**OBJECTIVE:** From the entries below, gather each line containing the word "desc".

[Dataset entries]
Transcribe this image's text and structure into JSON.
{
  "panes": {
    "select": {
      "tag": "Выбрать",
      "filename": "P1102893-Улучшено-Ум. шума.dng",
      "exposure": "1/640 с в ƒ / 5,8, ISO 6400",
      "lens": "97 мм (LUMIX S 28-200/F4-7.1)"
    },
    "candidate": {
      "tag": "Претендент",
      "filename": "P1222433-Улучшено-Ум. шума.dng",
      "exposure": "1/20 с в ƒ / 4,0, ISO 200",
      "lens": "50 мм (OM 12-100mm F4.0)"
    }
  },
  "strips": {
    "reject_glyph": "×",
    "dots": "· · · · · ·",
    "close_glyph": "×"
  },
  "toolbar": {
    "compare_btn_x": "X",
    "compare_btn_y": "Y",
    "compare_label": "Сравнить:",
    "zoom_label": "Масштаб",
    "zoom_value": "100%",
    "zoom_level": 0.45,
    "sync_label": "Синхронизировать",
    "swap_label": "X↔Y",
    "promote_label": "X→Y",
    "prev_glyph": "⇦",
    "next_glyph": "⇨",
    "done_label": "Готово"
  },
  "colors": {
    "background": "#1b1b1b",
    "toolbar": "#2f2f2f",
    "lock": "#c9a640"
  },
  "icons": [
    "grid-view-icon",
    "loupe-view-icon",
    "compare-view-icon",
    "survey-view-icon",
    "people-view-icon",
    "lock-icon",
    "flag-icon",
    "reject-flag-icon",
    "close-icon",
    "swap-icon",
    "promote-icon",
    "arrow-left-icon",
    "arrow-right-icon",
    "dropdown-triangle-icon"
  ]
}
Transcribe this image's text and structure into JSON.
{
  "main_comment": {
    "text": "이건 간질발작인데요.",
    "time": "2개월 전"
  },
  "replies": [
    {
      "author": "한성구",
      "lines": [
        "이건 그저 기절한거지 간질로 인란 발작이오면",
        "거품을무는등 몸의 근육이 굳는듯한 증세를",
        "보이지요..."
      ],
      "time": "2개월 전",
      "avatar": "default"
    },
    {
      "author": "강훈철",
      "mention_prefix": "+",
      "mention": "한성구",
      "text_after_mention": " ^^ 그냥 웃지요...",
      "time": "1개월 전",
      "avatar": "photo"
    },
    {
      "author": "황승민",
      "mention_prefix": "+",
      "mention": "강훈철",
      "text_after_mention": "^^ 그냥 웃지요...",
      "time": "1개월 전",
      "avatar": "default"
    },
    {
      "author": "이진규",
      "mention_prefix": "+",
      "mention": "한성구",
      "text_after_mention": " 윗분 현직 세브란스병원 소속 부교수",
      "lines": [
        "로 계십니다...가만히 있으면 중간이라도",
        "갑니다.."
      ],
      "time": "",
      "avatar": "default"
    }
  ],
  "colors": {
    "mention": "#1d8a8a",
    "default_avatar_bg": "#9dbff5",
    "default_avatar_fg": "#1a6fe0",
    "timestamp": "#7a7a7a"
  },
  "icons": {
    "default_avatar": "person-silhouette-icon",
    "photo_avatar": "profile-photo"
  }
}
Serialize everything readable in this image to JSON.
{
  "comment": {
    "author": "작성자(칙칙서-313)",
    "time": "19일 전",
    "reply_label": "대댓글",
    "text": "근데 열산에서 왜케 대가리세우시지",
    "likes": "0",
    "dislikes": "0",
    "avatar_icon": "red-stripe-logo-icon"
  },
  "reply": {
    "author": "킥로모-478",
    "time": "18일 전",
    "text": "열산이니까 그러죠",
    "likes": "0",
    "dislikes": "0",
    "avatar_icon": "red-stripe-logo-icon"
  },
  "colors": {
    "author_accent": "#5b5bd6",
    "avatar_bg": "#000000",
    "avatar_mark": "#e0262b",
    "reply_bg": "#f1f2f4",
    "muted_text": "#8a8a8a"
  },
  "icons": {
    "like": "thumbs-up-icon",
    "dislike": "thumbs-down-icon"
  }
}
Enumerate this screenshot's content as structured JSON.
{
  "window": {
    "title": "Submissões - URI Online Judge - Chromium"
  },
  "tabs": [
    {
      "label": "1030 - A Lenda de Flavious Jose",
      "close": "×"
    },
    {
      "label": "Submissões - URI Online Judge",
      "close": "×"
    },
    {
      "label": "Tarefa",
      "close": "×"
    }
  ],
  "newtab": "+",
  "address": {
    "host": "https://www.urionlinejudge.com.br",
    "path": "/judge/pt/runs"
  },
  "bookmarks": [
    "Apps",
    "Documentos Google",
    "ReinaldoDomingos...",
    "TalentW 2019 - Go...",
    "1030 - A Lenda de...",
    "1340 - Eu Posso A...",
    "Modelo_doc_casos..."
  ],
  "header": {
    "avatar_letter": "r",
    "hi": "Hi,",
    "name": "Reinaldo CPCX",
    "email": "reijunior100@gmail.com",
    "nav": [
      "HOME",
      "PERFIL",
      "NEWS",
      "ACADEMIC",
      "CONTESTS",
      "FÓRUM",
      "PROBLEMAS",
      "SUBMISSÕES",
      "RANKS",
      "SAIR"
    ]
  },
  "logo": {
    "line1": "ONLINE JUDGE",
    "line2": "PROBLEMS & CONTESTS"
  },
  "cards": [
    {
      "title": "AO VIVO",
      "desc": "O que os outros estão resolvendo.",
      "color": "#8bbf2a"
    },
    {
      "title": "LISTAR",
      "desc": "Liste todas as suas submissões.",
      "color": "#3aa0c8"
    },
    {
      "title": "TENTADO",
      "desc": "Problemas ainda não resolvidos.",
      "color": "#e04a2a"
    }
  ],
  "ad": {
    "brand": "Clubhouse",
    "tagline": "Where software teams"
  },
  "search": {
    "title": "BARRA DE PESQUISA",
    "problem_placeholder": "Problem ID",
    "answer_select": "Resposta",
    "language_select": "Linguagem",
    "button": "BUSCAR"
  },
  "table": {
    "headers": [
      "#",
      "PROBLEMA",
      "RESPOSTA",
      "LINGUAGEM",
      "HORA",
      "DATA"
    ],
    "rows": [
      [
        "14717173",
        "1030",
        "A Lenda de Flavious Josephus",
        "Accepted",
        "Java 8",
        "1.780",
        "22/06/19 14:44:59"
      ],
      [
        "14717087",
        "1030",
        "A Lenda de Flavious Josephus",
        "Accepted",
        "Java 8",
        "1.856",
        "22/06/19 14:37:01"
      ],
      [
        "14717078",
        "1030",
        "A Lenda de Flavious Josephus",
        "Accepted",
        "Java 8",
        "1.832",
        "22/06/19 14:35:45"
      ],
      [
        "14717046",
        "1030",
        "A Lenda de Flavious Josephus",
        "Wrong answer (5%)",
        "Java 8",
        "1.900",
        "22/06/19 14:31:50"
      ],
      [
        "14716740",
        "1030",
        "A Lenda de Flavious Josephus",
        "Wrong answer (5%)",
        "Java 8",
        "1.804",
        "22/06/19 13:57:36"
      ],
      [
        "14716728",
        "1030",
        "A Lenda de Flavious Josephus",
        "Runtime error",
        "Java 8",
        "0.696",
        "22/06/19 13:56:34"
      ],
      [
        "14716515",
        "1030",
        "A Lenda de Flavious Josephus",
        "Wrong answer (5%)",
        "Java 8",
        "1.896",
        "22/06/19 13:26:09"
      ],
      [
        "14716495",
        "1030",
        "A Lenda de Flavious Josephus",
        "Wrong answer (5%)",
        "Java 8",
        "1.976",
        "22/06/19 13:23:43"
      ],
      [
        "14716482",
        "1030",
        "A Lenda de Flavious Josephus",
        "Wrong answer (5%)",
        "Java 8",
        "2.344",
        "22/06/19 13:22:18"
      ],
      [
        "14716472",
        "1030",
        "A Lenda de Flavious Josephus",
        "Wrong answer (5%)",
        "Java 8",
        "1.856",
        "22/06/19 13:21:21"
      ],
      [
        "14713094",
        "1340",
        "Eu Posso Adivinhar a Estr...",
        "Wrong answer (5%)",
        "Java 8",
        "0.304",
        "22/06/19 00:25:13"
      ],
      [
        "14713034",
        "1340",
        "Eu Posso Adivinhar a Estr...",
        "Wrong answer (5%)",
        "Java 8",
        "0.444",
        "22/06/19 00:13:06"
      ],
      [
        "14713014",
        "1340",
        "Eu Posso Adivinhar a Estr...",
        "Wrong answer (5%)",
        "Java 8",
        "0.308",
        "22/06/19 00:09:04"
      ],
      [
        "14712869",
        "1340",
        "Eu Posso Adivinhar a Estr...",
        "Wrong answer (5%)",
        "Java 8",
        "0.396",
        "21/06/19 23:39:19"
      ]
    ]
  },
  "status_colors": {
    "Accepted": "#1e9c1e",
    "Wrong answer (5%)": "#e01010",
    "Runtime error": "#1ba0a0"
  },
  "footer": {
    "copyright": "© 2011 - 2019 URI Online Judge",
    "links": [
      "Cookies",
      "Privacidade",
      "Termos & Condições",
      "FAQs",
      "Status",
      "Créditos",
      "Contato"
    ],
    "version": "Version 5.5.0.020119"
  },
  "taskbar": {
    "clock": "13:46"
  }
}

**ANSWER IN FULL:**
      "desc": "O que os outros estão resolvendo.",
      "desc": "Liste todas as suas submissões.",
      "desc": "Problemas ainda não resolvidos.",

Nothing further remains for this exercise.